REQUEST ::
List the usernames of everyone who posts in the forum thread below about ADSL USB modem support.
==== DOCUMENT TEXT
# ADSL USB Modem supported?

## firestar

Hi all,

I was previously using FreeBSD and now interested to try out gentoo. Right now I am connecting to the Internet via ADSL using Aztech USB modem. The spec of the modem is here: http://www.aztech.com/products/dsl500u.htm.

I have no problem using it in win2k. However, I am having difficulty setting up the modem and ADSL in FreeBSD, and so far no one in the newsgroup is able to offer any solution.

How do you connect using ADSL with USB modem in gentoo? Is it easy?  Anyone had experience with such combination? thanks in advance.

Regards,

Firestar

----------

## Malakin

Aztech doesn't have any Linux drivers for that device and there are none listed anywhere else I can find.

When it comes to dsl/cable modems people should always get external models with ethernet jacks on them.

----------

## KiTaSuMbA

while some usb dsl modems are supported (namely alcatel) I don't know about Aztech.
========
==== DATASET RECORDS
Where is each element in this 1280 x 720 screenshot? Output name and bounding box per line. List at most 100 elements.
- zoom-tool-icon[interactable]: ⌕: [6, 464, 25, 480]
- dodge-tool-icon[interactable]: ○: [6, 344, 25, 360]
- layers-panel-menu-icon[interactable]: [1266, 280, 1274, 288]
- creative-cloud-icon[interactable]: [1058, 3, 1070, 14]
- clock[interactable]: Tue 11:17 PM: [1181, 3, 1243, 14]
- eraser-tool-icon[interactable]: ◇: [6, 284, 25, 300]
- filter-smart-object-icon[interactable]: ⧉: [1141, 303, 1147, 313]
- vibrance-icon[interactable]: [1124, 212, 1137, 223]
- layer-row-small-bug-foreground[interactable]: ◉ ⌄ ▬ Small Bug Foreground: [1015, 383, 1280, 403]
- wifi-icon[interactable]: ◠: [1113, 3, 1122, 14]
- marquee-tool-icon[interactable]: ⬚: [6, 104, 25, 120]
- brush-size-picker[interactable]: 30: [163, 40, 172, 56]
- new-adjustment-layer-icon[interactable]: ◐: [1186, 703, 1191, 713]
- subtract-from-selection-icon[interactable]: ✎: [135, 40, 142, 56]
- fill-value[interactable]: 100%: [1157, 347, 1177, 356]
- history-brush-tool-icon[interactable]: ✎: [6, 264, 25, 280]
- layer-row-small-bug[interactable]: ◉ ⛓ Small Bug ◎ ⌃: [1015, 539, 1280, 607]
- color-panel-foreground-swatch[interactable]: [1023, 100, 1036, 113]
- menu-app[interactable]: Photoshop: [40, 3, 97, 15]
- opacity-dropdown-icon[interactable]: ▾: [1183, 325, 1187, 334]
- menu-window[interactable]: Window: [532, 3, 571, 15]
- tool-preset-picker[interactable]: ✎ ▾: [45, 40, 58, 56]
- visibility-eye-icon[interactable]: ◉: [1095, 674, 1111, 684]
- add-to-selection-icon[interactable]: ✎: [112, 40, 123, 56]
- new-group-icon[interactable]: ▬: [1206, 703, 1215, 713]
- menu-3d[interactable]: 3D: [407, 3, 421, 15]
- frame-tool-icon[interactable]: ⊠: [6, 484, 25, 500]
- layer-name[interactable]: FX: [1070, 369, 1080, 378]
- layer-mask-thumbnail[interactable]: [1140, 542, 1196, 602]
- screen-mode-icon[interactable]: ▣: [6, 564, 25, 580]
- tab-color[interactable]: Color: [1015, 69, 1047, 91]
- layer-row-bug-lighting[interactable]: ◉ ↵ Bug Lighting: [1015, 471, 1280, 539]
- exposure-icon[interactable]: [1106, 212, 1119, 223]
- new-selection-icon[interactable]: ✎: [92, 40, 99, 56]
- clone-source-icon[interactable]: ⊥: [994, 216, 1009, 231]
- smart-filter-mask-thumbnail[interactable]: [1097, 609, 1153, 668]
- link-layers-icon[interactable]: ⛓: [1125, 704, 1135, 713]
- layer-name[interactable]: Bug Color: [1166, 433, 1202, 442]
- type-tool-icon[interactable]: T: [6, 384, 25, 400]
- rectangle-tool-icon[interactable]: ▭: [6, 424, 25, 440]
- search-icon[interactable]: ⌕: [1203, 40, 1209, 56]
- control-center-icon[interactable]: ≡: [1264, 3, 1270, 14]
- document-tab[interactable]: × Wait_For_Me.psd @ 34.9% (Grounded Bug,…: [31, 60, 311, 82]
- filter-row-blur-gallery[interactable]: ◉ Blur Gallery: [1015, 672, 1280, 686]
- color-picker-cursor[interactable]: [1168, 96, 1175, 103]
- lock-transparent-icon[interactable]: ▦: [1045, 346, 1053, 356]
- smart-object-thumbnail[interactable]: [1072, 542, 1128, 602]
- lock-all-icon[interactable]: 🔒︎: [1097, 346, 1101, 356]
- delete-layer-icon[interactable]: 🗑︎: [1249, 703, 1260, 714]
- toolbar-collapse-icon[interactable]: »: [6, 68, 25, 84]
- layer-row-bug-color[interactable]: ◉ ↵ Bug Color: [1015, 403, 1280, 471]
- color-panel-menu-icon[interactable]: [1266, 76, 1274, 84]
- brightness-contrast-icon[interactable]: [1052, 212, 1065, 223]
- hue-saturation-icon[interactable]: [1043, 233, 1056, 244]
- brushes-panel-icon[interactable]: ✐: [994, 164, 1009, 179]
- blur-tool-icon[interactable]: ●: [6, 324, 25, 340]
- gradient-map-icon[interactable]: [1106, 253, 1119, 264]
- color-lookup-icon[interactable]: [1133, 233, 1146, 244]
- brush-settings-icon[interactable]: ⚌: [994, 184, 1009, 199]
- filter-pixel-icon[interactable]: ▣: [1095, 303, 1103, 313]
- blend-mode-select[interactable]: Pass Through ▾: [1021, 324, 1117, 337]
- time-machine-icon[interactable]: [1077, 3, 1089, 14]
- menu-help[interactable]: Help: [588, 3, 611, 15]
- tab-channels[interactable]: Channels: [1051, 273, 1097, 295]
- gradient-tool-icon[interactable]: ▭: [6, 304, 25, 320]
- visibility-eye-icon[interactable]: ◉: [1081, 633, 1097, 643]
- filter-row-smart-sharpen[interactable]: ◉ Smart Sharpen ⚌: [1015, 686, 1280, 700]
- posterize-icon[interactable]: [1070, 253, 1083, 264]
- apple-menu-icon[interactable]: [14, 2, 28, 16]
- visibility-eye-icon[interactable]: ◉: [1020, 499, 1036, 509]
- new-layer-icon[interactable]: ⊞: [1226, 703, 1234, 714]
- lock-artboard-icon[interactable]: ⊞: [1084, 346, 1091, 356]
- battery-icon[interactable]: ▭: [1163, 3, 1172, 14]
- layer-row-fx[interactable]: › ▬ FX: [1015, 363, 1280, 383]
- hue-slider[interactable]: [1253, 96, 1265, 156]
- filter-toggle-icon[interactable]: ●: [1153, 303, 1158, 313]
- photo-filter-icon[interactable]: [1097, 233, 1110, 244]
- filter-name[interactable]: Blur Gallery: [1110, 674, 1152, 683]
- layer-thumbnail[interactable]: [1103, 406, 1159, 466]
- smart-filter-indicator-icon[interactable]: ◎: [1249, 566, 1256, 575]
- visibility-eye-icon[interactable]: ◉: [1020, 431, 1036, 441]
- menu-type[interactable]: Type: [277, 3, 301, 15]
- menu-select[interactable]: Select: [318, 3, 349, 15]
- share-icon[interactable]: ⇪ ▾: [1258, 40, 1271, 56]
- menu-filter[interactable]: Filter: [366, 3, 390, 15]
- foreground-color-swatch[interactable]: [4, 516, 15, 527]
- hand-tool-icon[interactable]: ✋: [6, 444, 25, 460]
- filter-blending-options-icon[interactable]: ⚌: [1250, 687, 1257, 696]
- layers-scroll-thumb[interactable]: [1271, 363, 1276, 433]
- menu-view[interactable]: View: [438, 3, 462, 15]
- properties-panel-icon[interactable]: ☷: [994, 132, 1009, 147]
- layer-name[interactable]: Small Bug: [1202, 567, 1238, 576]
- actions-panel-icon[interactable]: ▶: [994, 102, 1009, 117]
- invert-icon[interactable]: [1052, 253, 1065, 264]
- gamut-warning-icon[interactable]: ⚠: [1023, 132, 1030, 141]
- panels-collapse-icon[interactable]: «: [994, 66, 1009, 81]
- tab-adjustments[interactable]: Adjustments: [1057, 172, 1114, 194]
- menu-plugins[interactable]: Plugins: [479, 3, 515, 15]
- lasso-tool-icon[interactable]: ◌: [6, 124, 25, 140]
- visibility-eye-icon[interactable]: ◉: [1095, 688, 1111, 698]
========
RESPONSE TO THE TASK ::
firestar, Malakin, KiTaSuMbA